-------- STORED RECORDS

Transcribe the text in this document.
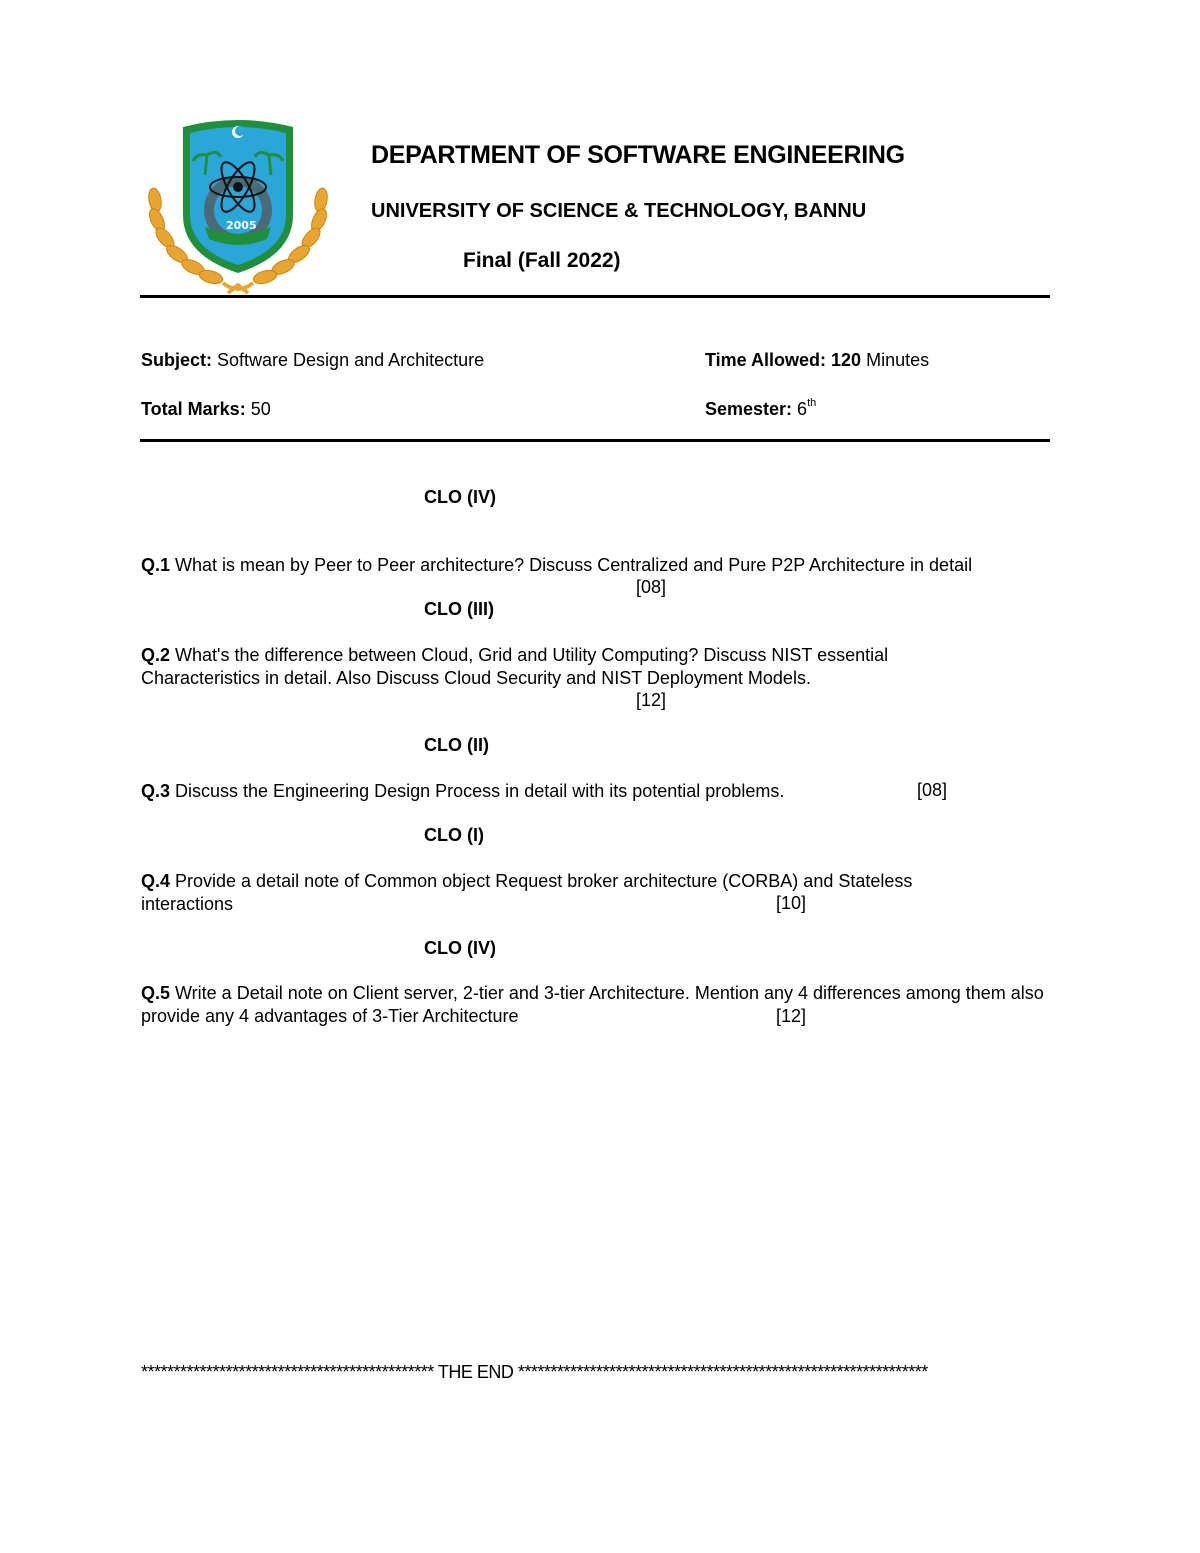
2005
DEPARTMENT OF SOFTWARE ENGINEERING
UNIVERSITY OF SCIENCE & TECHNOLOGY, BANNU
Final (Fall 2022)
Subject: Software Design and Architecture	Time Allowed: 120 Minutes
Total Marks: 50	Semester: 6th
CLO (IV)
Q.1 What is mean by Peer to Peer architecture? Discuss Centralized and Pure P2P Architecture in detail
[08]
CLO (III)
Q.2 What's the difference between Cloud, Grid and Utility Computing? Discuss NIST essential Characteristics in detail. Also Discuss Cloud Security and NIST Deployment Models.
[12]
CLO (II)
Q.3 Discuss the Engineering Design Process in detail with its potential problems.	[08]
CLO (I)
Q.4 Provide a detail note of Common object Request broker architecture (CORBA) and Stateless interactions	[10]
CLO (IV)
Q.5 Write a Detail note on Client server, 2-tier and 3-tier Architecture. Mention any 4 differences among them also provide any 4 advantages of 3-Tier Architecture	[12]
********************************************* THE END ***************************************************************
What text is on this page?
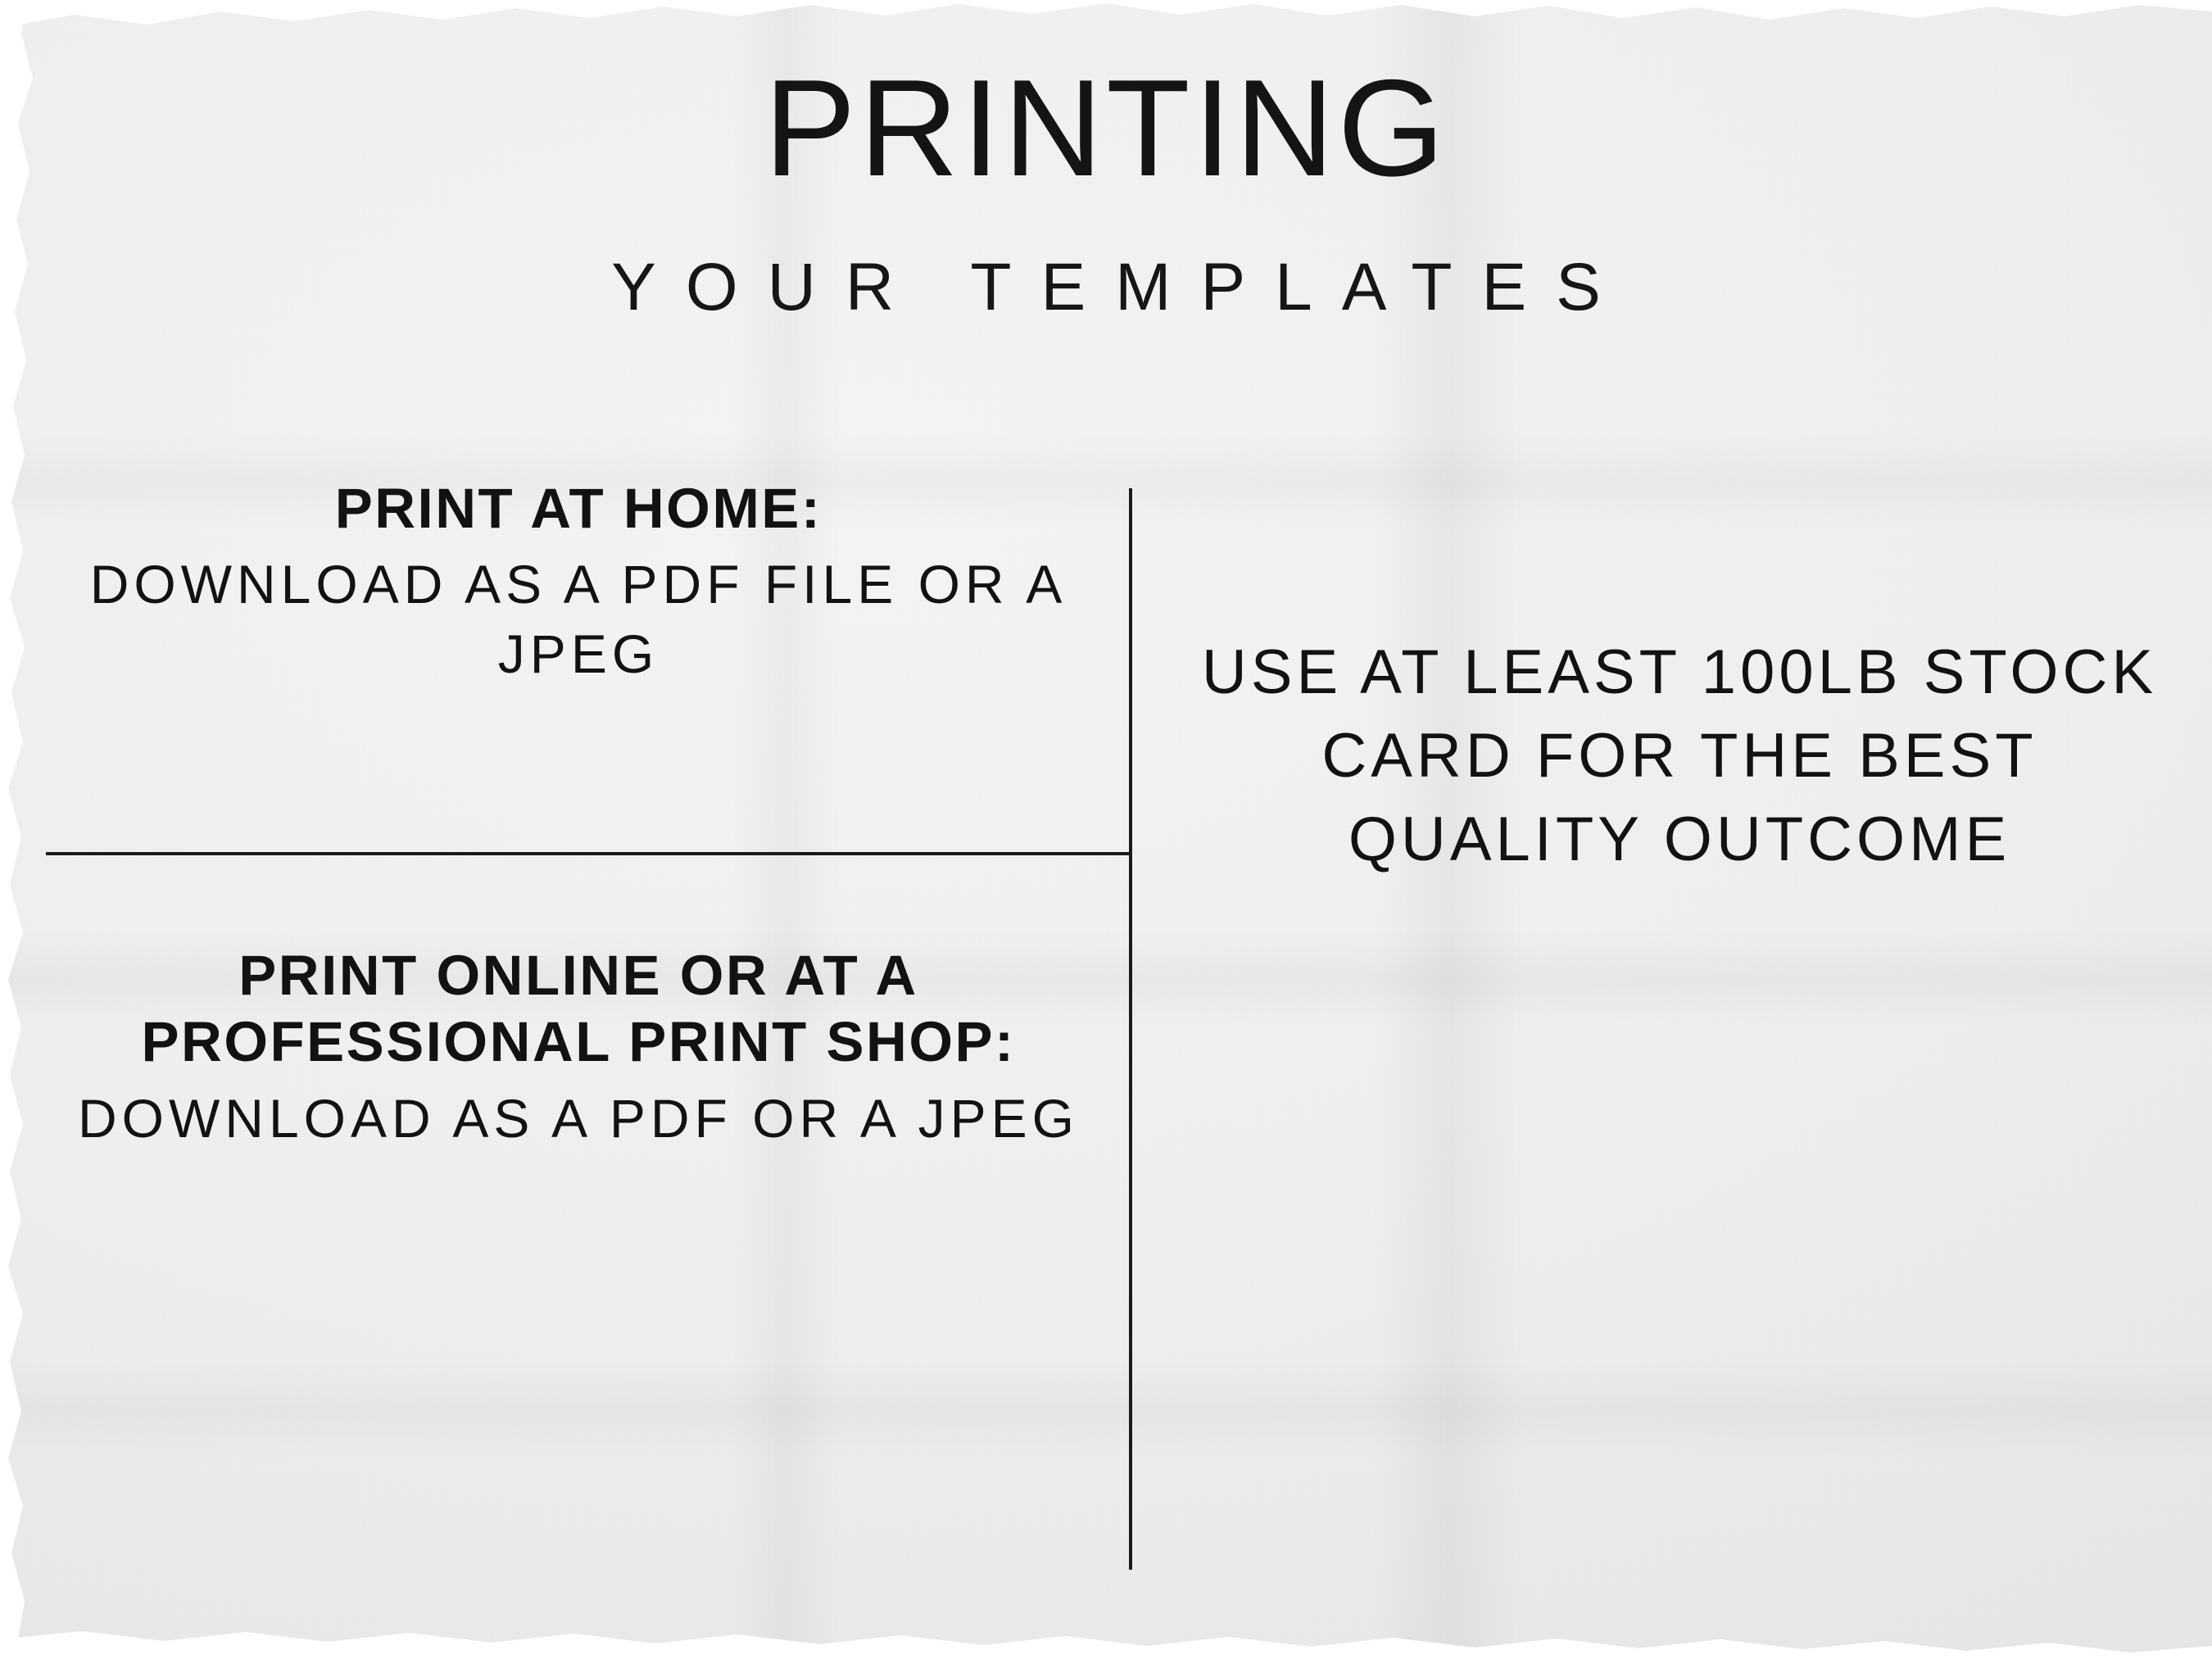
PRINTING
YOUR TEMPLATES

PRINT AT HOME:

DOWNLOAD AS A PDF FILE OR A JPEG

PRINT ONLINE OR AT A PROFESSIONAL PRINT SHOP:

DOWNLOAD AS A PDF OR A JPEG

USE AT LEAST 100LB STOCK CARD FOR THE BEST QUALITY OUTCOME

----------------

## WHAT THIS TASK INVOLVES
Retype every entry verbatim and exclude the pictures from the copy.

## TASK SOLUTION
Transcribe the text in this document.
2005
DEPARTMENT OF SOFTWARE ENGINEERING
UNIVERSITY OF SCIENCE & TECHNOLOGY, BANNU
Final (Fall 2022)
Subject: Software Design and Architecture	Time Allowed: 120 Minutes
Total Marks: 50	Semester: 6th
CLO (IV)
Q.1 What is mean by Peer to Peer architecture? Discuss Centralized and Pure P2P Architecture in detail
[08]
CLO (III)
Q.2 What's the difference between Cloud, Grid and Utility Computing? Discuss NIST essential Characteristics in detail. Also Discuss Cloud Security and NIST Deployment Models.
[12]
CLO (II)
Q.3 Discuss the Engineering Design Process in detail with its potential problems.	[08]
CLO (I)
Q.4 Provide a detail note of Common object Request broker architecture (CORBA) and Stateless interactions	[10]
CLO (IV)
Q.5 Write a Detail note on Client server, 2-tier and 3-tier Architecture. Mention any 4 differences among them also provide any 4 advantages of 3-Tier Architecture	[12]
********************************************* THE END ***************************************************************
What text is on this page?
PRINTING
YOUR TEMPLATES

PRINT AT HOME:

DOWNLOAD AS A PDF FILE OR A JPEG

PRINT ONLINE OR AT A PROFESSIONAL PRINT SHOP:

DOWNLOAD AS A PDF OR A JPEG

USE AT LEAST 100LB STOCK CARD FOR THE BEST QUALITY OUTCOME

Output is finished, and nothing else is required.